** BEGIN **
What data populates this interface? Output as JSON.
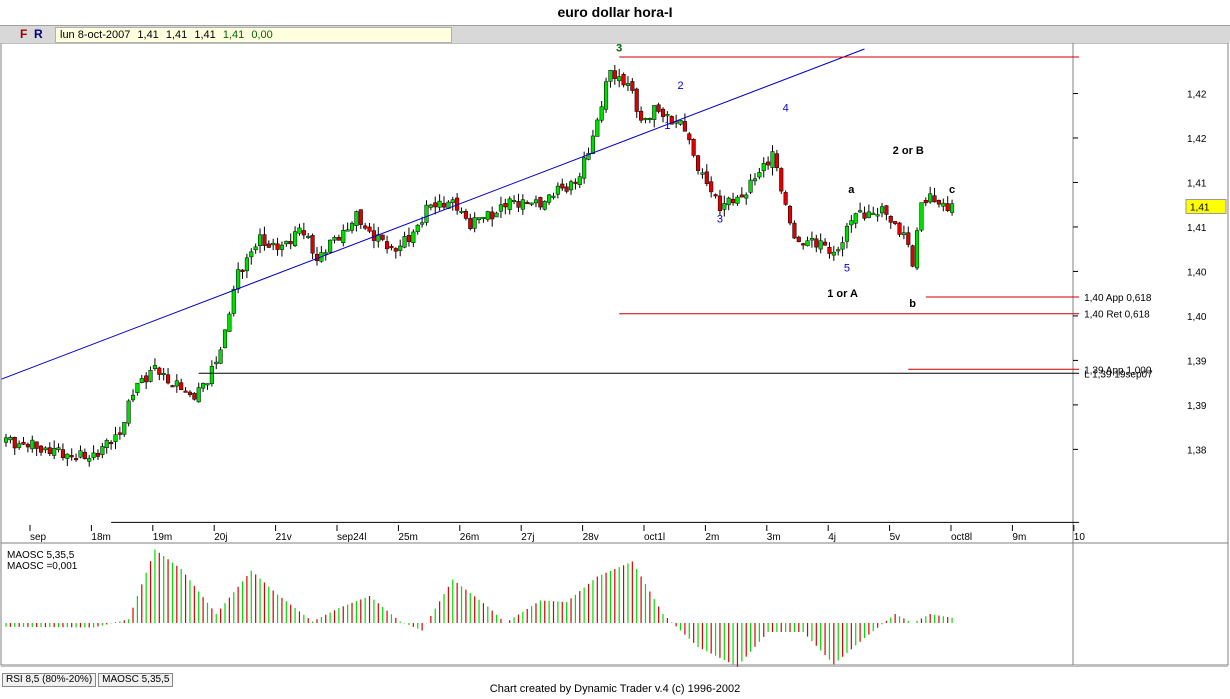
{
  "window": {
    "title": "euro dollar hora-I",
    "footer": "Chart created by Dynamic Trader v.4  (c) 1996-2002"
  },
  "toolbar": {
    "f_label": "F",
    "r_label": "R",
    "date": "lun 8-oct-2007",
    "open": "1,41",
    "high": "1,41",
    "low": "1,41",
    "close": "1,41",
    "change": "0,00"
  },
  "indicator": {
    "name": "MAOSC 5,35,5",
    "value_label": "MAOSC =0,001"
  },
  "tabs": [
    "RSI 8,5 (80%-20%)",
    "MAOSC 5,35,5"
  ],
  "colors": {
    "up": "#00dd00",
    "down": "#dd0000",
    "trendline": "#0000cc",
    "fib": "#cc0000",
    "wave_blue": "#0000cc",
    "wave_green": "#006400"
  },
  "chart_data": {
    "type": "candlestick",
    "ylim": [
      1.376,
      1.4295
    ],
    "y_ticks": [
      {
        "v": 1.4245,
        "label": "1,42"
      },
      {
        "v": 1.4195,
        "label": "1,42"
      },
      {
        "v": 1.4145,
        "label": "1,41"
      },
      {
        "v": 1.4095,
        "label": "1,41"
      },
      {
        "v": 1.4045,
        "label": "1,40"
      },
      {
        "v": 1.3995,
        "label": "1,40"
      },
      {
        "v": 1.3945,
        "label": "1,39"
      },
      {
        "v": 1.3895,
        "label": "1,39"
      },
      {
        "v": 1.3845,
        "label": "1,38"
      }
    ],
    "x_ticks": [
      "sep",
      "18m",
      "19m",
      "20j",
      "21v",
      "sep24l",
      "25m",
      "26m",
      "27j",
      "28v",
      "oct1l",
      "2m",
      "3m",
      "4j",
      "5v",
      "oct8l",
      "9m",
      "10"
    ],
    "current_price": {
      "v": 1.4118,
      "label": "1,41"
    },
    "bar_count": 236,
    "anchors": [
      {
        "i": 0,
        "p": 1.3855
      },
      {
        "i": 18,
        "p": 1.3835
      },
      {
        "i": 22,
        "p": 1.3845
      },
      {
        "i": 26,
        "p": 1.3865
      },
      {
        "i": 30,
        "p": 1.392
      },
      {
        "i": 34,
        "p": 1.3935
      },
      {
        "i": 38,
        "p": 1.392
      },
      {
        "i": 42,
        "p": 1.3905
      },
      {
        "i": 46,
        "p": 1.392
      },
      {
        "i": 50,
        "p": 1.3975
      },
      {
        "i": 53,
        "p": 1.4045
      },
      {
        "i": 58,
        "p": 1.408
      },
      {
        "i": 63,
        "p": 1.407
      },
      {
        "i": 67,
        "p": 1.4095
      },
      {
        "i": 71,
        "p": 1.406
      },
      {
        "i": 76,
        "p": 1.4085
      },
      {
        "i": 80,
        "p": 1.4105
      },
      {
        "i": 84,
        "p": 1.4085
      },
      {
        "i": 88,
        "p": 1.407
      },
      {
        "i": 92,
        "p": 1.408
      },
      {
        "i": 96,
        "p": 1.4115
      },
      {
        "i": 101,
        "p": 1.4125
      },
      {
        "i": 106,
        "p": 1.41
      },
      {
        "i": 111,
        "p": 1.411
      },
      {
        "i": 116,
        "p": 1.4125
      },
      {
        "i": 121,
        "p": 1.412
      },
      {
        "i": 126,
        "p": 1.4135
      },
      {
        "i": 131,
        "p": 1.415
      },
      {
        "i": 135,
        "p": 1.4215
      },
      {
        "i": 138,
        "p": 1.427
      },
      {
        "i": 142,
        "p": 1.4255
      },
      {
        "i": 145,
        "p": 1.4215
      },
      {
        "i": 148,
        "p": 1.4225
      },
      {
        "i": 151,
        "p": 1.422
      },
      {
        "i": 155,
        "p": 1.4205
      },
      {
        "i": 159,
        "p": 1.415
      },
      {
        "i": 163,
        "p": 1.412
      },
      {
        "i": 167,
        "p": 1.4125
      },
      {
        "i": 172,
        "p": 1.4155
      },
      {
        "i": 175,
        "p": 1.418
      },
      {
        "i": 178,
        "p": 1.4115
      },
      {
        "i": 181,
        "p": 1.4075
      },
      {
        "i": 186,
        "p": 1.408
      },
      {
        "i": 189,
        "p": 1.406
      },
      {
        "i": 193,
        "p": 1.4105
      },
      {
        "i": 197,
        "p": 1.4112
      },
      {
        "i": 201,
        "p": 1.411
      },
      {
        "i": 205,
        "p": 1.4085
      },
      {
        "i": 207,
        "p": 1.4055
      },
      {
        "i": 209,
        "p": 1.4125
      },
      {
        "i": 211,
        "p": 1.4125
      },
      {
        "i": 216,
        "p": 1.4118
      }
    ],
    "osc_anchors": [
      {
        "i": 0,
        "v": -0.05
      },
      {
        "i": 20,
        "v": -0.06
      },
      {
        "i": 28,
        "v": 0.05
      },
      {
        "i": 34,
        "v": 0.98
      },
      {
        "i": 40,
        "v": 0.72
      },
      {
        "i": 48,
        "v": 0.12
      },
      {
        "i": 56,
        "v": 0.7
      },
      {
        "i": 62,
        "v": 0.38
      },
      {
        "i": 70,
        "v": 0.02
      },
      {
        "i": 76,
        "v": 0.2
      },
      {
        "i": 83,
        "v": 0.36
      },
      {
        "i": 90,
        "v": 0.02
      },
      {
        "i": 95,
        "v": -0.1
      },
      {
        "i": 102,
        "v": 0.58
      },
      {
        "i": 110,
        "v": 0.22
      },
      {
        "i": 114,
        "v": 0.0
      },
      {
        "i": 122,
        "v": 0.3
      },
      {
        "i": 128,
        "v": 0.28
      },
      {
        "i": 135,
        "v": 0.62
      },
      {
        "i": 143,
        "v": 0.82
      },
      {
        "i": 150,
        "v": 0.12
      },
      {
        "i": 158,
        "v": -0.32
      },
      {
        "i": 167,
        "v": -0.58
      },
      {
        "i": 174,
        "v": -0.12
      },
      {
        "i": 182,
        "v": -0.12
      },
      {
        "i": 189,
        "v": -0.55
      },
      {
        "i": 196,
        "v": -0.2
      },
      {
        "i": 203,
        "v": 0.12
      },
      {
        "i": 207,
        "v": 0.0
      },
      {
        "i": 211,
        "v": 0.12
      },
      {
        "i": 216,
        "v": 0.07
      }
    ],
    "trendlines": [
      {
        "name": "trendline",
        "from": {
          "i": -1,
          "p": 1.3924
        },
        "to": {
          "i": 196,
          "p": 1.4295
        }
      }
    ],
    "hlines": [
      {
        "name": "high-line",
        "p": 1.4286,
        "from_i": 140,
        "to_i": 245,
        "color": "fib",
        "label": ""
      },
      {
        "name": "app-618-line",
        "p": 1.40163,
        "from_i": 210,
        "to_i": 245,
        "color": "fib",
        "label": "1,40 App 0,618"
      },
      {
        "name": "ret-618-line",
        "p": 1.39975,
        "from_i": 140,
        "to_i": 245,
        "color": "fib",
        "label": "1,40 Ret 0,618"
      },
      {
        "name": "app-1000-line",
        "p": 1.3935,
        "from_i": 206,
        "to_i": 245,
        "color": "fib",
        "label": "1,39 App 1,000"
      },
      {
        "name": "low-19sep-line",
        "p": 1.39305,
        "from_i": 44,
        "to_i": 245,
        "color": "#000000",
        "label": "L 1,39 19sep07"
      },
      {
        "name": "bottom-line",
        "p": 1.3763,
        "from_i": 24,
        "to_i": 245,
        "color": "#000000",
        "label": ""
      }
    ],
    "wave_labels": [
      {
        "text": "3",
        "i": 140,
        "p": 1.4292,
        "color": "wave_green",
        "bold": true
      },
      {
        "text": "2",
        "i": 154,
        "p": 1.425,
        "color": "wave_blue",
        "bold": false
      },
      {
        "text": "1",
        "i": 151,
        "p": 1.4205,
        "color": "wave_blue",
        "bold": false
      },
      {
        "text": "4",
        "i": 178,
        "p": 1.4225,
        "color": "wave_blue",
        "bold": false
      },
      {
        "text": "3",
        "i": 163,
        "p": 1.41,
        "color": "wave_blue",
        "bold": false
      },
      {
        "text": "5",
        "i": 192,
        "p": 1.4045,
        "color": "wave_blue",
        "bold": false
      },
      {
        "text": "a",
        "i": 193,
        "p": 1.4133,
        "color": "#000000",
        "bold": true
      },
      {
        "text": "1 or A",
        "i": 191,
        "p": 1.4016,
        "color": "#000000",
        "bold": true
      },
      {
        "text": "b",
        "i": 207,
        "p": 1.4005,
        "color": "#000000",
        "bold": true
      },
      {
        "text": "2 or B",
        "i": 206,
        "p": 1.4177,
        "color": "#000000",
        "bold": true
      },
      {
        "text": "c",
        "i": 216,
        "p": 1.4133,
        "color": "#000000",
        "bold": true
      }
    ]
  }
}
** END **
| YOUR GOAL |
List each line of the records that holds the string "name".

| SOLUTION FOR THIS EXERCISE |
    "name": "MAOSC 5,35,5",
        "name": "trendline",
        "name": "high-line",
        "name": "app-618-line",
        "name": "ret-618-line",
        "name": "app-1000-line",
        "name": "low-19sep-line",
        "name": "bottom-line",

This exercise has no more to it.